Directions for this task: Copy every line of the data exactly, leaving nothing out.

Entries with figure data
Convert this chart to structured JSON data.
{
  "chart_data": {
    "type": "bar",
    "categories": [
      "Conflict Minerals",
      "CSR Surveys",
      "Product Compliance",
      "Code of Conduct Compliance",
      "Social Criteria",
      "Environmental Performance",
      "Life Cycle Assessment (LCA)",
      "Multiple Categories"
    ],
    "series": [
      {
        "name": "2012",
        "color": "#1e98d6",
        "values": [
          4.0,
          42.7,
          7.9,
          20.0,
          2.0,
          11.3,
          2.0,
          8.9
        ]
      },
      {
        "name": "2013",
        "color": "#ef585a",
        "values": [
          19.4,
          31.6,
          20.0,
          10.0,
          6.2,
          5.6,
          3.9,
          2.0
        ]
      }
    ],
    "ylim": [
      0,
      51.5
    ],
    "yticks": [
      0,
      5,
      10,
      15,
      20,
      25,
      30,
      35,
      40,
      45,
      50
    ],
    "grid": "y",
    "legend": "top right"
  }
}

Written solution:
Convert this chart to structured JSON data.
{
  "chart_data": {
    "type": "bar",
    "categories": [
      "Conflict Minerals",
      "CSR Surveys",
      "Product Compliance",
      "Code of Conduct Compliance",
      "Social Criteria",
      "Environmental Performance",
      "Life Cycle Assessment (LCA)",
      "Multiple Categories"
    ],
    "series": [
      {
        "name": "2012",
        "color": "#1e98d6",
        "values": [
          4.0,
          42.7,
          7.9,
          20.0,
          2.0,
          11.3,
          2.0,
          8.9
        ]
      },
      {
        "name": "2013",
        "color": "#ef585a",
        "values": [
          19.4,
          31.6,
          20.0,
          10.0,
          6.2,
          5.6,
          3.9,
          2.0
        ]
      }
    ],
    "ylim": [
      0,
      51.5
    ],
    "yticks": [
      0,
      5,
      10,
      15,
      20,
      25,
      30,
      35,
      40,
      45,
      50
    ],
    "grid": "y",
    "legend": "top right"
  }
}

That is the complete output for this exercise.